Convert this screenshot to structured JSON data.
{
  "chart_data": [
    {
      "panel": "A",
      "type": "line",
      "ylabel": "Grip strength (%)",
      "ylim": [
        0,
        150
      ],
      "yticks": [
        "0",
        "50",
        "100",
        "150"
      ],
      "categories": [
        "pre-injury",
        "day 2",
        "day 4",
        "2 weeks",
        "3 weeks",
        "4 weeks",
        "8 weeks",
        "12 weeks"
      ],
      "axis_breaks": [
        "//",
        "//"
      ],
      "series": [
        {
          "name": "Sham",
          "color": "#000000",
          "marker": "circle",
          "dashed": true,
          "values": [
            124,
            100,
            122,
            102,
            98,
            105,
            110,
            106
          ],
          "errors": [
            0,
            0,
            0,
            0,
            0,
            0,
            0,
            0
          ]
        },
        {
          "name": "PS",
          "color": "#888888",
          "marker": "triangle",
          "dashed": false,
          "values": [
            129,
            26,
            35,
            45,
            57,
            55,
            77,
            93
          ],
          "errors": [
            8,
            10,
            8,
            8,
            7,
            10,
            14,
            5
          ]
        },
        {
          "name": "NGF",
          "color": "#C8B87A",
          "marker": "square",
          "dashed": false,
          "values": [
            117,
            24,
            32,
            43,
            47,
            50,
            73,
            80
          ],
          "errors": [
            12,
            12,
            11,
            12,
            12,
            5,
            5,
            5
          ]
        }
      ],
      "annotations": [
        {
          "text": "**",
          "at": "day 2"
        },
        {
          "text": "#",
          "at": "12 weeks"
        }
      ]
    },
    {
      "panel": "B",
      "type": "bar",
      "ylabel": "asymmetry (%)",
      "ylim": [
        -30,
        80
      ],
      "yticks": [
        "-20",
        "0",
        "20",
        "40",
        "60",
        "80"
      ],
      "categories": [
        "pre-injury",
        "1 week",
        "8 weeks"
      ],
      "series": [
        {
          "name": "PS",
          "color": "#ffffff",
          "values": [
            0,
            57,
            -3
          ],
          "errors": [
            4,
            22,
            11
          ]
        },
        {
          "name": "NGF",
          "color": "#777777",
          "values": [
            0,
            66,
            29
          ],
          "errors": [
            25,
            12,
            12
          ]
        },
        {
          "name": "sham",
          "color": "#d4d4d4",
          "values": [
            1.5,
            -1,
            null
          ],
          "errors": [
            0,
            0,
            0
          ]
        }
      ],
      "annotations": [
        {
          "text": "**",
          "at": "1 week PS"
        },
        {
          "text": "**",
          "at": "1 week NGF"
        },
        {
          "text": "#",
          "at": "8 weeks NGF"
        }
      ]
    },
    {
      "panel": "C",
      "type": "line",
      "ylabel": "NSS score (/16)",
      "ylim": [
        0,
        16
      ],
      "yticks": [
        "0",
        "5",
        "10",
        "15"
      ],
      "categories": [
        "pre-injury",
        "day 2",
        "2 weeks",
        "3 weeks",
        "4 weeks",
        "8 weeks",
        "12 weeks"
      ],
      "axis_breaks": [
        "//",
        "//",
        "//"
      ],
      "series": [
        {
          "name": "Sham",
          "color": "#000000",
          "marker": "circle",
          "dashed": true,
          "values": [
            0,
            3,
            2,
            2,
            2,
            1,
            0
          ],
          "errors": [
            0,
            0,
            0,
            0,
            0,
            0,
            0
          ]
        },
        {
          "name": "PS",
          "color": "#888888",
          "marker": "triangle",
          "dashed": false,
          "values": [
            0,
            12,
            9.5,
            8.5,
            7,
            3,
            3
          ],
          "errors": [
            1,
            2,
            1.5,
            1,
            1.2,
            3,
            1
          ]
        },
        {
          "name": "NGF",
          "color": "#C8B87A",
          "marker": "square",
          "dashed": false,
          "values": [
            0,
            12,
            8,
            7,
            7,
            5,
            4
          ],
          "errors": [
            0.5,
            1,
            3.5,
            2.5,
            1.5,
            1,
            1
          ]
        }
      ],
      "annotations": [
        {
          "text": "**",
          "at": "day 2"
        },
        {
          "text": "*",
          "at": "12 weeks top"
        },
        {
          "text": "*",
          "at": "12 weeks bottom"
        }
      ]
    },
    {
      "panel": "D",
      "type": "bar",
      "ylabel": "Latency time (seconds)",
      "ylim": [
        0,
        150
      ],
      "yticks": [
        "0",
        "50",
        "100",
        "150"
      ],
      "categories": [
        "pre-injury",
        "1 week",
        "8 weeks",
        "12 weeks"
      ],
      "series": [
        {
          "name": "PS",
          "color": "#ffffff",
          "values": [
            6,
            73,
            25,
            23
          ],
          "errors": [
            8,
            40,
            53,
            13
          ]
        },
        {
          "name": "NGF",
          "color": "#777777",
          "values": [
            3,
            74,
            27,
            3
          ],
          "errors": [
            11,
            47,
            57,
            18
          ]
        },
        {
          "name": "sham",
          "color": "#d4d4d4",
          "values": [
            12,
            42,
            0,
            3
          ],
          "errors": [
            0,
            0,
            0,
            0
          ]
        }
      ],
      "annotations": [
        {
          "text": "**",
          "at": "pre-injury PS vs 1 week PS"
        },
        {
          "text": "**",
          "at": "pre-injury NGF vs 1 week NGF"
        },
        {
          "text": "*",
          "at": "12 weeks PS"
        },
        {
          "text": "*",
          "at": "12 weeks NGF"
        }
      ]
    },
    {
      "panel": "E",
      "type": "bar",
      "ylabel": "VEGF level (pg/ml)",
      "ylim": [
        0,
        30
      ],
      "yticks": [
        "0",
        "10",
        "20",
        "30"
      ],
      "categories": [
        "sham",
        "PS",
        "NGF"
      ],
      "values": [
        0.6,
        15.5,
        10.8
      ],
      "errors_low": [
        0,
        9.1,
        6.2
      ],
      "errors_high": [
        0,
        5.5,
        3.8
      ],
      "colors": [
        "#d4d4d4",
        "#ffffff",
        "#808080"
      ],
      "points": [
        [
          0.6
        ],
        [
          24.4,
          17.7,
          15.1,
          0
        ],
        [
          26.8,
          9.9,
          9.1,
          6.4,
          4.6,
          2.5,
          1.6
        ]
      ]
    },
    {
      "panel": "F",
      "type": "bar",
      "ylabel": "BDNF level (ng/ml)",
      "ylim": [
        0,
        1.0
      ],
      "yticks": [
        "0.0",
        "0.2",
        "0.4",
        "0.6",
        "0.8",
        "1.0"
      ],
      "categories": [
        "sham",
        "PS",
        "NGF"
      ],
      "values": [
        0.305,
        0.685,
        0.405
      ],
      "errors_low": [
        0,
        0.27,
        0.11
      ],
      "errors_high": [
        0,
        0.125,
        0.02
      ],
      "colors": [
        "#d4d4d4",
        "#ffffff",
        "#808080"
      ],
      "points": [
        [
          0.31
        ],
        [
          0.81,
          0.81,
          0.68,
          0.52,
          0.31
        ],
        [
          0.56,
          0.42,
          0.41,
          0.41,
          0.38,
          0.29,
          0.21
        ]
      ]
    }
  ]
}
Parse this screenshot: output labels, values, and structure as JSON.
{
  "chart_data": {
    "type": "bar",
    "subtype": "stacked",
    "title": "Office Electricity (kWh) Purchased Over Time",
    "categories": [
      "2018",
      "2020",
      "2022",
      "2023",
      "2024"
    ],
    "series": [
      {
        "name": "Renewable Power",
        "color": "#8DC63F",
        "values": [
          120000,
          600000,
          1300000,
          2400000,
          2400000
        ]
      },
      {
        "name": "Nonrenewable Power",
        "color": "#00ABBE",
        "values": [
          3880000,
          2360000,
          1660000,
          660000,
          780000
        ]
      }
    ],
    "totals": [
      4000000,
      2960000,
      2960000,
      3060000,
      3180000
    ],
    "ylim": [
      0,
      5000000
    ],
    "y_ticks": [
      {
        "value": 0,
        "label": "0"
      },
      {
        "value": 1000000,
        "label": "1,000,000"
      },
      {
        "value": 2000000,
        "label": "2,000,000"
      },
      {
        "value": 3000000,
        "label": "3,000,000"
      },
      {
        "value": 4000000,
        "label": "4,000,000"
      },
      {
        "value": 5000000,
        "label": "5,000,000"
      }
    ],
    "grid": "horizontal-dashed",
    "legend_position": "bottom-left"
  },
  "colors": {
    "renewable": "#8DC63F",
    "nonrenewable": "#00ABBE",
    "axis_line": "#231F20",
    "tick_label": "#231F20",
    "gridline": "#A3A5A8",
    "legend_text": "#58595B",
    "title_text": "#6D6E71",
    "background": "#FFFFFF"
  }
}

══════════════════════════════

→ THE EXERCISE:
Across the material above, how many lines include the string "panel"? Only the number is wanted.

→ RESPONSE BELOW:
6